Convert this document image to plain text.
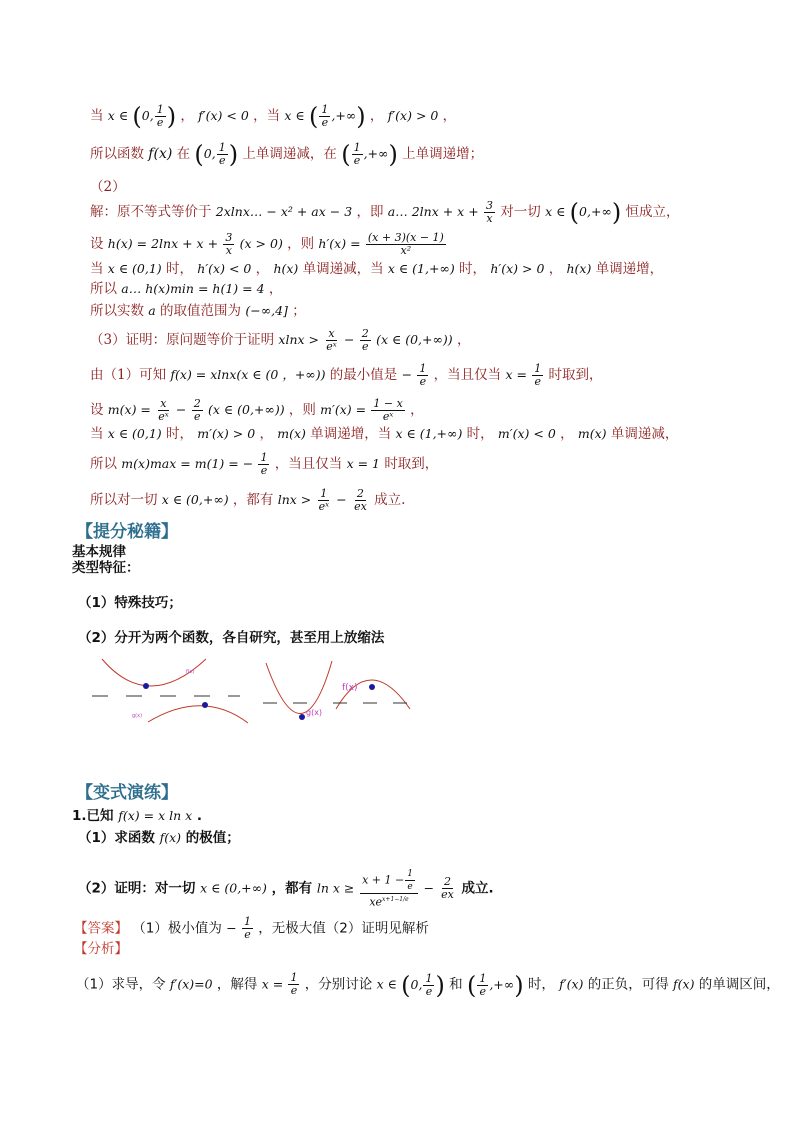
当 x ∈ (0, $\frac{1}{e}$ ) ， f′(x) < 0 ，当 x ∈ ( $\frac{1}{e}$ ,+∞) ， f′(x) > 0 ，
所以函数 f(x) 在 (0, $\frac{1}{e}$ ) 上单调递减，在 ( $\frac{1}{e}$ ,+∞) 上单调递增；
（2）
解：原不等式等价于 2xlnx… − x² + ax − 3 ，即 a… $2\ln x + x + \frac{3}{x}$ 对一切 x ∈ (0,+∞) 恒成立，
设 $h(x) = 2\ln x + x + \frac{3}{x} (x > 0)$ ，则 $h'(x) = \frac{(x + 3)(x - 1)}{\text{x²}}$
当 x ∈ (0,1) 时， h′(x) < 0 ， h(x) 单调递减，当 x ∈ (1,+∞) 时， h′(x) > 0 ， h(x) 单调递增，
所以 a… h(x)min = h(1) = 4 ，
所以实数 a 的取值范围为 (−∞,4] ；
（3）证明：原问题等价于证明 $xlnx > \frac{x}{\text{eˣ}} - \frac{2}{e} (x$ ∈ (0,+∞)) ，
由（1）可知 f(x) = xlnx(x ∈ (0 ，+∞)) 的最小值是 − $\frac{1}{e}$ ，当且仅当 $x = \frac{1}{e}$ 时取到，
设 $m(x) = \frac{x}{\text{eˣ}} - \frac{2}{e} (x$ ∈ (0,+∞)) ，则 $m'(x) = \frac{1 - x}{\text{eˣ}}$ ，
当 x ∈ (0,1) 时， m′(x) > 0 ， m(x) 单调递增，当 x ∈ (1,+∞) 时， m′(x) < 0 ， m(x) 单调递减，
所以 m(x)max = m(1) = − $\frac{1}{e}$ ，当且仅当 x = 1 时取到，
所以对一切 x ∈ (0,+∞) ，都有 $\ln x > \frac{1}{\text{eˣ}} - \frac{2}{ex}$ 成立.
【提分秘籍】
基本规律
类型特征：
（1）特殊技巧；
（2）分开为两个函数，各自研究，甚至用上放缩法
f(x)
g(x)	g(x)
f(x)
【变式演练】
1.已知 f(x) = x ln x .
（1）求函数 f(x) 的极值；
（2）证明：对一切 x ∈ (0,+∞) ，都有 $\ln x \ge \frac{x + 1 - \frac{1}{e}}{xe^{x+1-1/e}} - \frac{2}{ex}$ 成立.
【答案】 （1）极小值为 − $\frac{1}{e}$ ，无极大值（2）证明见解析
【分析】
（1）求导，令 f′(x)=0 ，解得 $x = \frac{1}{e}$ ，分别讨论 x ∈ (0, $\frac{1}{e}$ ) 和 ( $\frac{1}{e}$ ,+∞) 时， f′(x) 的正负，可得 f(x) 的单调区间，
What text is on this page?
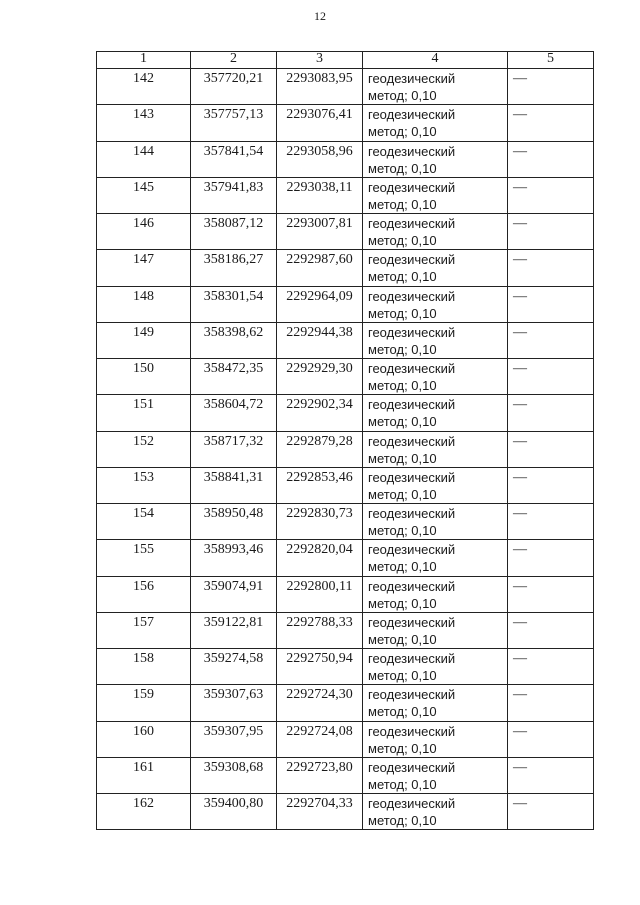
12
1	2	3	4	5
142	357720,21	2293083,95	геодезический
метод; 0,10	—
143	357757,13	2293076,41	геодезический
метод; 0,10	—
144	357841,54	2293058,96	геодезический
метод; 0,10	—
145	357941,83	2293038,11	геодезический
метод; 0,10	—
146	358087,12	2293007,81	геодезический
метод; 0,10	—
147	358186,27	2292987,60	геодезический
метод; 0,10	—
148	358301,54	2292964,09	геодезический
метод; 0,10	—
149	358398,62	2292944,38	геодезический
метод; 0,10	—
150	358472,35	2292929,30	геодезический
метод; 0,10	—
151	358604,72	2292902,34	геодезический
метод; 0,10	—
152	358717,32	2292879,28	геодезический
метод; 0,10	—
153	358841,31	2292853,46	геодезический
метод; 0,10	—
154	358950,48	2292830,73	геодезический
метод; 0,10	—
155	358993,46	2292820,04	геодезический
метод; 0,10	—
156	359074,91	2292800,11	геодезический
метод; 0,10	—
157	359122,81	2292788,33	геодезический
метод; 0,10	—
158	359274,58	2292750,94	геодезический
метод; 0,10	—
159	359307,63	2292724,30	геодезический
метод; 0,10	—
160	359307,95	2292724,08	геодезический
метод; 0,10	—
161	359308,68	2292723,80	геодезический
метод; 0,10	—
162	359400,80	2292704,33	геодезический
метод; 0,10	—
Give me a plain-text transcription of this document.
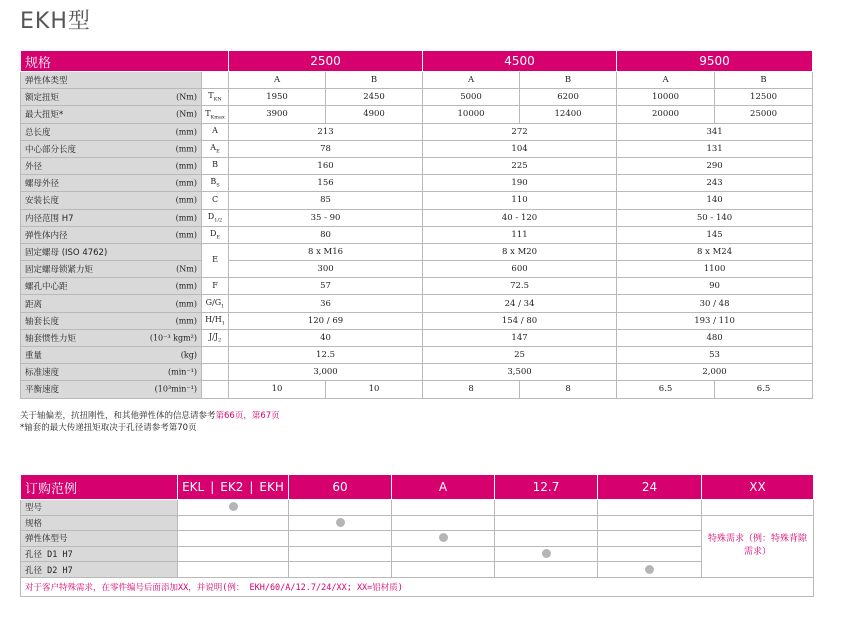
EKH型
规格		2500		4500		9500	
弹性体类型		A	B	A	B	A	B
额定扭矩 (Nm)	$T_{KN}$	1950	2450	5000	6200	10000	12500
最大扭矩* (Nm)	$T_{Kmax}$	3900	4900	10000	12400	20000	25000
总长度 (mm)	A	213		272		341	
中心部分长度 (mm)	$A_E$	78		104		131	
外径 (mm)	B	160		225		290	
螺母外径 (mm)	$B_S$	156		190		243	
安装长度 (mm)	C	85		110		140	
内径范围 H7 (mm)	$D_{1/2}$	35 - 90		40 - 120		50 - 140	
弹性体内径 (mm)	$D_E$	80		111		145	
固定螺母 (ISO 4762)	E	8 x M16		8 x M20		8 x M24	
固定螺母锁紧力矩 (Nm)		300		600		1100	
螺孔中心距 (mm)	F	57		72.5		90	
距离 (mm)	$G/G_1$	36		24 / 34		30 / 48	
轴套长度 (mm)	$H/H_1$	120 / 69		154 / 80		193 / 110	
轴套惯性力矩 (10⁻³ kgm²)	$J/J_2$	40		147		480	
重量 (kg)		12.5		25		53	
标准速度 (min⁻¹)		3,000		3,500		2,000	
平衡速度 (10³min⁻¹)		10	10	8	8	6.5	6.5
关于轴偏差，抗扭刚性，和其他弹性体的信息请参考第66页，第67页
*轴套的最大传递扭矩取决于孔径请参考第70页
订购范例	EKL | EK2 | EKH	60	A	12.7	24	XX
型号						
规格						特殊需求（例：特殊背隙需求）
弹性体型号						
孔径 D1 H7						
孔径 D2 H7						
对于客户特殊需求，在零件编号后面添加XX，并说明(例： EKH/60/A/12.7/24/XX; XX=铝材质)						
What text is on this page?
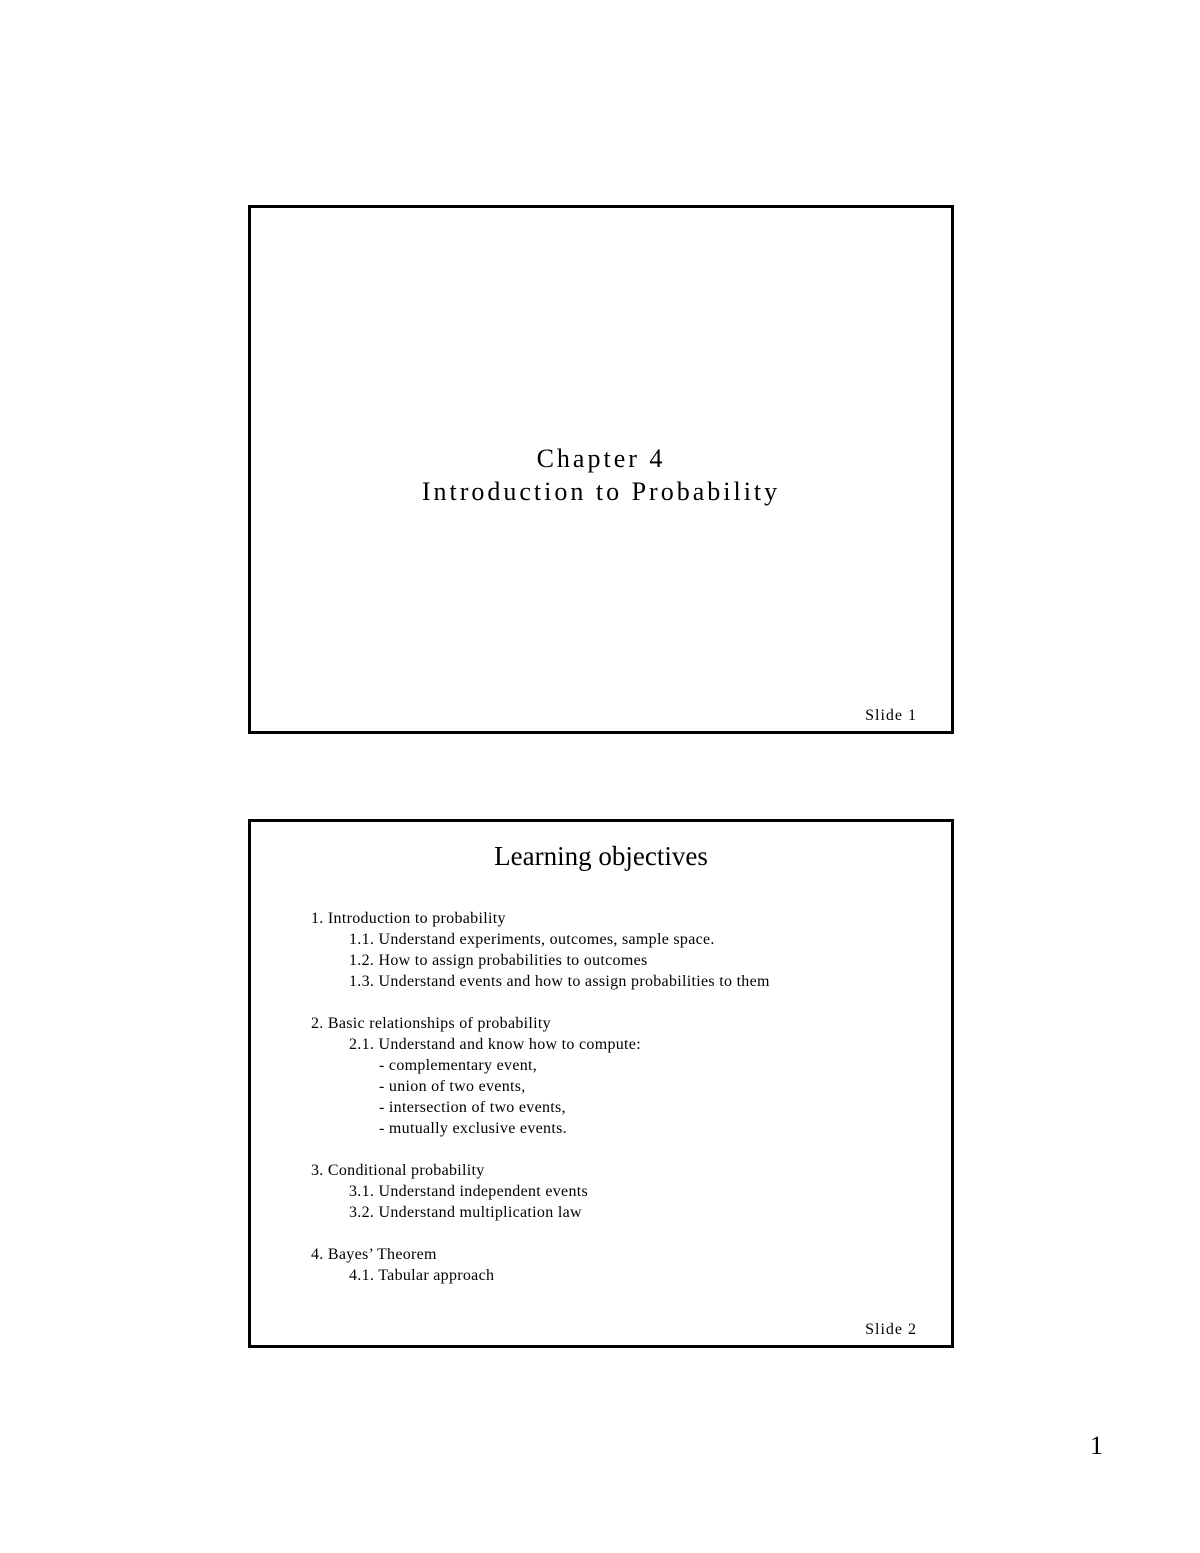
Chapter 4
Introduction to Probability
Slide 1
Learning objectives
1. Introduction to probability
1.1. Understand experiments, outcomes, sample space.
1.2. How to assign probabilities to outcomes
1.3. Understand events and how to assign probabilities to them
2. Basic relationships of probability
2.1. Understand and know how to compute:
- complementary event,
- union of two events,
- intersection of two events,
- mutually exclusive events.
3. Conditional probability
3.1. Understand independent events
3.2. Understand multiplication law
4. Bayes’ Theorem
4.1. Tabular approach
Slide 2
1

##############################

Every line of the data above should be quoted exactly. Omit the pictures.

RESULT FOR THIS TASK:
Convert this document image to plain text.
当 x ∈ (0, $\frac{1}{e}$ ) ， f′(x) < 0 ，当 x ∈ ( $\frac{1}{e}$ ,+∞) ， f′(x) > 0 ，
所以函数 f(x) 在 (0, $\frac{1}{e}$ ) 上单调递减，在 ( $\frac{1}{e}$ ,+∞) 上单调递增；
（2）
解：原不等式等价于 2xlnx… − x² + ax − 3 ，即 a… $2\ln x + x + \frac{3}{x}$ 对一切 x ∈ (0,+∞) 恒成立，
设 $h(x) = 2\ln x + x + \frac{3}{x} (x > 0)$ ，则 $h'(x) = \frac{(x + 3)(x - 1)}{\text{x²}}$
当 x ∈ (0,1) 时， h′(x) < 0 ， h(x) 单调递减，当 x ∈ (1,+∞) 时， h′(x) > 0 ， h(x) 单调递增，
所以 a… h(x)min = h(1) = 4 ，
所以实数 a 的取值范围为 (−∞,4] ；
（3）证明：原问题等价于证明 $xlnx > \frac{x}{\text{eˣ}} - \frac{2}{e} (x$ ∈ (0,+∞)) ，
由（1）可知 f(x) = xlnx(x ∈ (0 ，+∞)) 的最小值是 − $\frac{1}{e}$ ，当且仅当 $x = \frac{1}{e}$ 时取到，
设 $m(x) = \frac{x}{\text{eˣ}} - \frac{2}{e} (x$ ∈ (0,+∞)) ，则 $m'(x) = \frac{1 - x}{\text{eˣ}}$ ，
当 x ∈ (0,1) 时， m′(x) > 0 ， m(x) 单调递增，当 x ∈ (1,+∞) 时， m′(x) < 0 ， m(x) 单调递减，
所以 m(x)max = m(1) = − $\frac{1}{e}$ ，当且仅当 x = 1 时取到，
所以对一切 x ∈ (0,+∞) ，都有 $\ln x > \frac{1}{\text{eˣ}} - \frac{2}{ex}$ 成立.
【提分秘籍】
基本规律
类型特征：
（1）特殊技巧；
（2）分开为两个函数，各自研究，甚至用上放缩法
f(x)
g(x)	g(x)
f(x)
【变式演练】
1.已知 f(x) = x ln x .
（1）求函数 f(x) 的极值；
（2）证明：对一切 x ∈ (0,+∞) ，都有 $\ln x \ge \frac{x + 1 - \frac{1}{e}}{xe^{x+1-1/e}} - \frac{2}{ex}$ 成立.
【答案】 （1）极小值为 − $\frac{1}{e}$ ，无极大值（2）证明见解析
【分析】
（1）求导，令 f′(x)=0 ，解得 $x = \frac{1}{e}$ ，分别讨论 x ∈ (0, $\frac{1}{e}$ ) 和 ( $\frac{1}{e}$ ,+∞) 时， f′(x) 的正负，可得 f(x) 的单调区间，
What text is on this page?
12
1	2	3	4	5
142	357720,21	2293083,95	геодезический
метод; 0,10	—
143	357757,13	2293076,41	геодезический
метод; 0,10	—
144	357841,54	2293058,96	геодезический
метод; 0,10	—
145	357941,83	2293038,11	геодезический
метод; 0,10	—
146	358087,12	2293007,81	геодезический
метод; 0,10	—
147	358186,27	2292987,60	геодезический
метод; 0,10	—
148	358301,54	2292964,09	геодезический
метод; 0,10	—
149	358398,62	2292944,38	геодезический
метод; 0,10	—
150	358472,35	2292929,30	геодезический
метод; 0,10	—
151	358604,72	2292902,34	геодезический
метод; 0,10	—
152	358717,32	2292879,28	геодезический
метод; 0,10	—
153	358841,31	2292853,46	геодезический
метод; 0,10	—
154	358950,48	2292830,73	геодезический
метод; 0,10	—
155	358993,46	2292820,04	геодезический
метод; 0,10	—
156	359074,91	2292800,11	геодезический
метод; 0,10	—
157	359122,81	2292788,33	геодезический
метод; 0,10	—
158	359274,58	2292750,94	геодезический
метод; 0,10	—
159	359307,63	2292724,30	геодезический
метод; 0,10	—
160	359307,95	2292724,08	геодезический
метод; 0,10	—
161	359308,68	2292723,80	геодезический
метод; 0,10	—
162	359400,80	2292704,33	геодезический
метод; 0,10	—
Give me a plain-text transcription of this document.
EKH型
规格		2500		4500		9500	
弹性体类型		A	B	A	B	A	B
额定扭矩 (Nm)	$T_{KN}$	1950	2450	5000	6200	10000	12500
最大扭矩* (Nm)	$T_{Kmax}$	3900	4900	10000	12400	20000	25000
总长度 (mm)	A	213		272		341	
中心部分长度 (mm)	$A_E$	78		104		131	
外径 (mm)	B	160		225		290	
螺母外径 (mm)	$B_S$	156		190		243	
安装长度 (mm)	C	85		110		140	
内径范围 H7 (mm)	$D_{1/2}$	35 - 90		40 - 120		50 - 140	
弹性体内径 (mm)	$D_E$	80		111		145	
固定螺母 (ISO 4762)	E	8 x M16		8 x M20		8 x M24	
固定螺母锁紧力矩 (Nm)		300		600		1100	
螺孔中心距 (mm)	F	57		72.5		90	
距离 (mm)	$G/G_1$	36		24 / 34		30 / 48	
轴套长度 (mm)	$H/H_1$	120 / 69		154 / 80		193 / 110	
轴套惯性力矩 (10⁻³ kgm²)	$J/J_2$	40		147		480	
重量 (kg)		12.5		25		53	
标准速度 (min⁻¹)		3,000		3,500		2,000	
平衡速度 (10³min⁻¹)		10	10	8	8	6.5	6.5
关于轴偏差，抗扭刚性，和其他弹性体的信息请参考第66页，第67页
*轴套的最大传递扭矩取决于孔径请参考第70页
订购范例	EKL | EK2 | EKH	60	A	12.7	24	XX
型号						
规格						特殊需求（例：特殊背隙需求）
弹性体型号						
孔径 D1 H7						
孔径 D2 H7						
对于客户特殊需求，在零件编号后面添加XX，并说明(例： EKH/60/A/12.7/24/XX; XX=铝材质)						
What text is on this page?
Chapter 4
Introduction to Probability
Slide 1
Learning objectives
1. Introduction to probability
1.1. Understand experiments, outcomes, sample space.
1.2. How to assign probabilities to outcomes
1.3. Understand events and how to assign probabilities to them
2. Basic relationships of probability
2.1. Understand and know how to compute:
- complementary event,
- union of two events,
- intersection of two events,
- mutually exclusive events.
3. Conditional probability
3.1. Understand independent events
3.2. Understand multiplication law
4. Bayes’ Theorem
4.1. Tabular approach
Slide 2
1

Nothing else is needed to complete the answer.